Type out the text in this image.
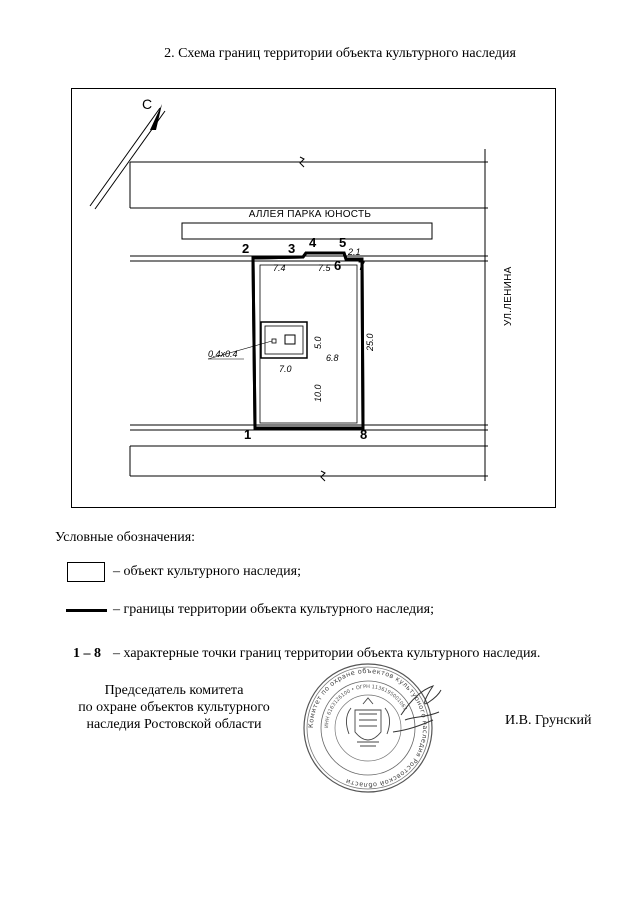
2. Схема границ территории объекта культурного наследия
С
АЛЛЕЯ ПАРКА ЮНОСТЬ
УЛ.ЛЕНИНА
2	3 4 5
6 7
1	8
7.4	7.5
2.1
25.0
5.0
6.8
7.0
10.0
0.4х0.4
Условные обозначения:
– объект культурного наследия;
– границы территории объекта культурного наследия;
1 – 8 – характерные точки границ территории объекта культурного наследия.
Председатель комитета
по охране объектов культурного
наследия Ростовской области	Комитет по охране объектов культурного наследия Ростовской области
ИНН 6163126100 • ОГРН 1136195001067
И.В. Грунский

* _WHAT YOU HAVE TO DO_
Show each line in the entries that holds the string "культурного".

* _EXERCISE SOLUTION_
2. Схема границ территории объекта культурного наследия
– объект культурного наследия;
– границы территории объекта культурного наследия;
1 – 8 – характерные точки границ территории объекта культурного наследия.
по охране объектов культурного
наследия Ростовской области	Комитет по охране объектов культурного наследия Ростовской области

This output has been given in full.